Task instructions
For the material that follows, list every line containing the word "xlabel".

Figure record extracts
* * * *
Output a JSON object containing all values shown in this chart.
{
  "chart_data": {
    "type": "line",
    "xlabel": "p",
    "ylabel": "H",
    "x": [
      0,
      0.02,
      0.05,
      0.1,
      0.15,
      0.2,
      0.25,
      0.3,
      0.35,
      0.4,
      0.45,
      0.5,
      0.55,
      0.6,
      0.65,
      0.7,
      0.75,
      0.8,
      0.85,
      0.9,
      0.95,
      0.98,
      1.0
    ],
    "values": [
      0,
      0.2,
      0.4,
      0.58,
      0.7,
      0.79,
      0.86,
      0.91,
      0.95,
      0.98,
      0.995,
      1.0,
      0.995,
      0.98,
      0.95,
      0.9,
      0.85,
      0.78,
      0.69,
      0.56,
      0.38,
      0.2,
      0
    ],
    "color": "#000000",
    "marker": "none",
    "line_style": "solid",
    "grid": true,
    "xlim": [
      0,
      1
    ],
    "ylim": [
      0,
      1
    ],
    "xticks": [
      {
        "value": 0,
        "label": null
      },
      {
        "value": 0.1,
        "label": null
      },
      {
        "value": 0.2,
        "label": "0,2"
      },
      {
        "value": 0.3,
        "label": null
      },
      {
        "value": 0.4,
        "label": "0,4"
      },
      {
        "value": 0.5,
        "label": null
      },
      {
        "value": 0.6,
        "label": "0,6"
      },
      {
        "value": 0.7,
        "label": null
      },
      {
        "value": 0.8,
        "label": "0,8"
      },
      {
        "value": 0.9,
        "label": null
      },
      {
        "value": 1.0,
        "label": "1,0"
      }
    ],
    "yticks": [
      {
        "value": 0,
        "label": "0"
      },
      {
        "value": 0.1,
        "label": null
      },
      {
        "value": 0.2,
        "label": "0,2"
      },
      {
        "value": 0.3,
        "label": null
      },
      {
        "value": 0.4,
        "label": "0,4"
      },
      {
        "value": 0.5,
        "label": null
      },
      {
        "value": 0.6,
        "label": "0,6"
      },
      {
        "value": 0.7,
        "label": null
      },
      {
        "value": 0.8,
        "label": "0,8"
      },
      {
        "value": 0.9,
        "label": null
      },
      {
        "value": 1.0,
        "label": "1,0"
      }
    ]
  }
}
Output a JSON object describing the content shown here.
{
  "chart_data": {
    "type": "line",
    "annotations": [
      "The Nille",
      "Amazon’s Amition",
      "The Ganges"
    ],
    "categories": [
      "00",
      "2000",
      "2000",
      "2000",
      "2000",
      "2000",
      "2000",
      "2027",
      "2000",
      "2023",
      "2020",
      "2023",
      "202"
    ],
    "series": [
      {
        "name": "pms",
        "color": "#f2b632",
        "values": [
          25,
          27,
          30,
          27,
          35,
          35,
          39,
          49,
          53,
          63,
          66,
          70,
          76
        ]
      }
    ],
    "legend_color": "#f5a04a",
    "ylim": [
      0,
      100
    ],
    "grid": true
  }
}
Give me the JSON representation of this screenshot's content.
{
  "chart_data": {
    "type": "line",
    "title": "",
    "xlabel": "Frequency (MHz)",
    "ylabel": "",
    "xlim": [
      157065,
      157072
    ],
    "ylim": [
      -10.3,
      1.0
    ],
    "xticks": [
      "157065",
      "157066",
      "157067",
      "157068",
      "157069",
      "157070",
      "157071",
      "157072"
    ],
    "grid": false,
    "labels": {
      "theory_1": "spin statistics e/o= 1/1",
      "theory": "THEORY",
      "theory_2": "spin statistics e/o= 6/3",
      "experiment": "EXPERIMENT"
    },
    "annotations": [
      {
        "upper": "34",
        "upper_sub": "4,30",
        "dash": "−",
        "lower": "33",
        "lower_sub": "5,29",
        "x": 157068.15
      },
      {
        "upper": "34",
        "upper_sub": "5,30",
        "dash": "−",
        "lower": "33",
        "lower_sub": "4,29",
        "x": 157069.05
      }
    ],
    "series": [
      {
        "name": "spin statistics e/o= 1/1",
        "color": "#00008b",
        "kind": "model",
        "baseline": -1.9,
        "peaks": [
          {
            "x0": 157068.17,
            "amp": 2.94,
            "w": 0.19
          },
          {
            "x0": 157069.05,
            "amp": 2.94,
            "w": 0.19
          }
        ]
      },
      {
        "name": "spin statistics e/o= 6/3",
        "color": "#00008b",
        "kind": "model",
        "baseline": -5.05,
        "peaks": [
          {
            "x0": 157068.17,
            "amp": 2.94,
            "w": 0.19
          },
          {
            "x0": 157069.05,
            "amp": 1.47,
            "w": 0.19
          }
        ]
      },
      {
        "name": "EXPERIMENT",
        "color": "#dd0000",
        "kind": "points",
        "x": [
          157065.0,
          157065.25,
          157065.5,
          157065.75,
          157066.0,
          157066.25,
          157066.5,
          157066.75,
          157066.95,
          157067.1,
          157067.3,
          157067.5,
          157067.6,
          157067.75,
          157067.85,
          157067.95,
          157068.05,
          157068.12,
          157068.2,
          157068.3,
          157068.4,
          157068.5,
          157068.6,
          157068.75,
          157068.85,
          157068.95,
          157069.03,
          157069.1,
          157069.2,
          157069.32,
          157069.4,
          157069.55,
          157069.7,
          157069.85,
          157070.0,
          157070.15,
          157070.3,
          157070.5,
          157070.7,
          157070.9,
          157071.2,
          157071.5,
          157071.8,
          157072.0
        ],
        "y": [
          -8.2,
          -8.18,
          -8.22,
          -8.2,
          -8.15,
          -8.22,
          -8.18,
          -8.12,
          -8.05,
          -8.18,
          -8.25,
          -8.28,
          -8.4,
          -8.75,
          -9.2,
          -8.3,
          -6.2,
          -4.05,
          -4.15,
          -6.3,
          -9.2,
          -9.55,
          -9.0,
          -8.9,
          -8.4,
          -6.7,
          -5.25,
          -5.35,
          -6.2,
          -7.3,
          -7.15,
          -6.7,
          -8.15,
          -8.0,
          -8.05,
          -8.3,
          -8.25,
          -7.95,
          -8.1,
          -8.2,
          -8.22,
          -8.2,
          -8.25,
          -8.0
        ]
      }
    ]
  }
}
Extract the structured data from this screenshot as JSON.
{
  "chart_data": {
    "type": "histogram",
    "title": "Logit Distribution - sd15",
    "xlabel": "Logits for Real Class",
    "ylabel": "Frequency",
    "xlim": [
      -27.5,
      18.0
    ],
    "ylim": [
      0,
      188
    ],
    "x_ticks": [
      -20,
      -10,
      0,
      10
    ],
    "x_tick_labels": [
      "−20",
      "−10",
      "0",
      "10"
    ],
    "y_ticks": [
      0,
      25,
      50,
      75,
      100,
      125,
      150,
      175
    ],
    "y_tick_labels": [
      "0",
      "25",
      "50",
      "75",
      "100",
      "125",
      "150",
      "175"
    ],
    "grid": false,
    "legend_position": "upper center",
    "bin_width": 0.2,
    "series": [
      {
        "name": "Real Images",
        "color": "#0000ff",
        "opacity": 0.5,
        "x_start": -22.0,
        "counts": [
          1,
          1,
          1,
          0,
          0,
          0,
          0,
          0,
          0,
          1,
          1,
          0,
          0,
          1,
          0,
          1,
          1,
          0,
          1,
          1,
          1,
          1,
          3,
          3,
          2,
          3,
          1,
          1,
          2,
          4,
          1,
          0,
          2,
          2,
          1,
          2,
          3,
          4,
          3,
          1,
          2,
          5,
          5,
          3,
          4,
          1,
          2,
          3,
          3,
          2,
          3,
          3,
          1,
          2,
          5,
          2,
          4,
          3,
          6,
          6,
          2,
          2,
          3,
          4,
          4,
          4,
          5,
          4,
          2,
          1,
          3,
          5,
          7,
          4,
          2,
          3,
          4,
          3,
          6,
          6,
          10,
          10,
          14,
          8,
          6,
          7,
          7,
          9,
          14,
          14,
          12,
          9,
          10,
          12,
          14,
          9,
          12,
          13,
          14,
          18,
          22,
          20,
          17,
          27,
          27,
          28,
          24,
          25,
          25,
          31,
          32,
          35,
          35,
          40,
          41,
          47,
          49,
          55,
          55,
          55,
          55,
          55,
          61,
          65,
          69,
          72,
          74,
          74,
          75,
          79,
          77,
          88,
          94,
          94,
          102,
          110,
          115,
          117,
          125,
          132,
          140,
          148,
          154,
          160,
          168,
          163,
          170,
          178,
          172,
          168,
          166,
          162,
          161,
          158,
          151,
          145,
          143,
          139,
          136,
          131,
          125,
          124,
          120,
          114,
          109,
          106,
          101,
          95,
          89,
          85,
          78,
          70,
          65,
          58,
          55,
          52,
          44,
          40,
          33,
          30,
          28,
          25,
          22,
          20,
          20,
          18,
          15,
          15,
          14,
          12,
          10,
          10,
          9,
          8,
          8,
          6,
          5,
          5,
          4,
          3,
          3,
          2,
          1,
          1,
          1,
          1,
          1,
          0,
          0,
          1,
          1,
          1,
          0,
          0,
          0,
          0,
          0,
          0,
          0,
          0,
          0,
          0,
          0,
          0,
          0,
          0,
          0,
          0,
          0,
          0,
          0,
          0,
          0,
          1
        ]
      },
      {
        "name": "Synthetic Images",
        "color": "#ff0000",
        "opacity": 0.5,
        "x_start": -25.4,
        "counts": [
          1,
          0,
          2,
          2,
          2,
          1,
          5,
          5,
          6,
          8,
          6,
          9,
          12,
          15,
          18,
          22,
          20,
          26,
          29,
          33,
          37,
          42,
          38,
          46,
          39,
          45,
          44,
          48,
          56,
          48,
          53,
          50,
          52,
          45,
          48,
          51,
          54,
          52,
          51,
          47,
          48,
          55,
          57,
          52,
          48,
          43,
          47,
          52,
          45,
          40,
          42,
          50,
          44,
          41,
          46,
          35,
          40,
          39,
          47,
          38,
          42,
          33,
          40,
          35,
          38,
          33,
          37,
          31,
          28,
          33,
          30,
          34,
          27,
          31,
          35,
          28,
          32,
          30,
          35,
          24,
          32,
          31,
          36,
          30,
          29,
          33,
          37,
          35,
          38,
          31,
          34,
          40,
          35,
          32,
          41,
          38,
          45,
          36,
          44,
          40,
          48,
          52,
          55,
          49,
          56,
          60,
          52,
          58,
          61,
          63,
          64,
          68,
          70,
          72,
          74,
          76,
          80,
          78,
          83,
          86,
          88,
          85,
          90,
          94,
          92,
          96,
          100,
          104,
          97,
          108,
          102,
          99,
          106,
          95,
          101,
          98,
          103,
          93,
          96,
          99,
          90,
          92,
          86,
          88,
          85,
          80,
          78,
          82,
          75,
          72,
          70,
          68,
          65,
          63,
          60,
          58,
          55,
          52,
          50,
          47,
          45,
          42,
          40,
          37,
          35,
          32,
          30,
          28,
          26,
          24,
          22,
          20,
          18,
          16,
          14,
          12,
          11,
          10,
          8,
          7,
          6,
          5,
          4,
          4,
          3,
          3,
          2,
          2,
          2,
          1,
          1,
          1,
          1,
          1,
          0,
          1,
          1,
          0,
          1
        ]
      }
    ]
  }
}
* * * *
Task output
    "xlabel": "p",
    "xlabel": "Frequency (MHz)",
    "xlabel": "Logits for Real Class",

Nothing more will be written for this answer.